§ **ROWS**:
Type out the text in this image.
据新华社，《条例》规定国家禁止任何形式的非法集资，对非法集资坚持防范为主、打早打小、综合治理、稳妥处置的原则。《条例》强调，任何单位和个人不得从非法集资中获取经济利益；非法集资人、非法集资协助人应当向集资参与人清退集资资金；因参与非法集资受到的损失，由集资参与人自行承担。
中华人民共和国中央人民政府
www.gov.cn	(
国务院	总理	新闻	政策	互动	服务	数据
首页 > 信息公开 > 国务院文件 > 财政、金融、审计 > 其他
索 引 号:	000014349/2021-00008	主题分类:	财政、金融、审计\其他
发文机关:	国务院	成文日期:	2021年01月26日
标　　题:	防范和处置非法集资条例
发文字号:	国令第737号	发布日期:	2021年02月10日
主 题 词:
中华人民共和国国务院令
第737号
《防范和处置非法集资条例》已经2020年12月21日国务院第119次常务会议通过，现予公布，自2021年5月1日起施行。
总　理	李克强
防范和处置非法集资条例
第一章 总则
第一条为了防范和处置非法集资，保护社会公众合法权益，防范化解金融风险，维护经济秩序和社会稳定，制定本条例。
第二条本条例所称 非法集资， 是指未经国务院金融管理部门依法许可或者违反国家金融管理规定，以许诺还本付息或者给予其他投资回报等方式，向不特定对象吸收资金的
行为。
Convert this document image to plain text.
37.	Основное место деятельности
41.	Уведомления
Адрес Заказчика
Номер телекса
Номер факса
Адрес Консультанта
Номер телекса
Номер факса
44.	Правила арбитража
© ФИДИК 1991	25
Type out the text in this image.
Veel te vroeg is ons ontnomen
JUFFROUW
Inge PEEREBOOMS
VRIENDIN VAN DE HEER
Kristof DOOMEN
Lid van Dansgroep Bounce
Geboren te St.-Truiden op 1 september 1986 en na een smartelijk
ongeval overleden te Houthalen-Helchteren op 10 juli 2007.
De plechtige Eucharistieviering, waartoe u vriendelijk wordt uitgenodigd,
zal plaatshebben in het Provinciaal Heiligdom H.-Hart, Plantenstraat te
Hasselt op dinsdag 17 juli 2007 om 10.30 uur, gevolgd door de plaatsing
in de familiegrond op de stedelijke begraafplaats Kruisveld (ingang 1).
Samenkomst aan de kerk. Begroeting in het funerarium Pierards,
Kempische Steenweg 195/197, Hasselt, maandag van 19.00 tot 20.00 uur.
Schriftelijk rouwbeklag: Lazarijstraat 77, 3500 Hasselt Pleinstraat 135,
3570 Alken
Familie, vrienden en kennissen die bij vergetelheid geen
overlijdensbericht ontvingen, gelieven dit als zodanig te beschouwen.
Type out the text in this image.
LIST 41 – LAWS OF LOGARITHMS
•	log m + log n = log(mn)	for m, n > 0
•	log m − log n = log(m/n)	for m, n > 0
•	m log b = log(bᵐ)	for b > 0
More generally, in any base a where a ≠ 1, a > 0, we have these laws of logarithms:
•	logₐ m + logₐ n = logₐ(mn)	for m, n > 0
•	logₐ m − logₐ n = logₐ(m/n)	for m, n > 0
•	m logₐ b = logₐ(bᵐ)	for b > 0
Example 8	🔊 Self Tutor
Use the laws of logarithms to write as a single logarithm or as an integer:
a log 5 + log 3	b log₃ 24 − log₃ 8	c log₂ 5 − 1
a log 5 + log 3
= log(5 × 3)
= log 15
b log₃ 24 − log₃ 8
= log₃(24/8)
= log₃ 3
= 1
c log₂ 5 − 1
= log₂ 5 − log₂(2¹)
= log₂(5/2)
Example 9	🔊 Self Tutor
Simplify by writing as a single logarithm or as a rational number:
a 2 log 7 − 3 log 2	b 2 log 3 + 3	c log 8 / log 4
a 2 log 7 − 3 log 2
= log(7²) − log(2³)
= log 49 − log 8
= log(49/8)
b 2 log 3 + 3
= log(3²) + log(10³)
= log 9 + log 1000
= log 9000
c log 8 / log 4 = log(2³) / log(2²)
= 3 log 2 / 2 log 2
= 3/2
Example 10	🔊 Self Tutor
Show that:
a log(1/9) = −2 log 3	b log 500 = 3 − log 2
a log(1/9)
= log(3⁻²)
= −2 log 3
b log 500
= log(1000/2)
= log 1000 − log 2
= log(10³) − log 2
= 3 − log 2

§ **STATED EXERCISE**: Choose all lines containing the string "single" and copy them out.

§ **THE REPLY**:
Use the laws of logarithms to write as a single logarithm or as an integer:
Simplify by writing as a single logarithm or as a rational number:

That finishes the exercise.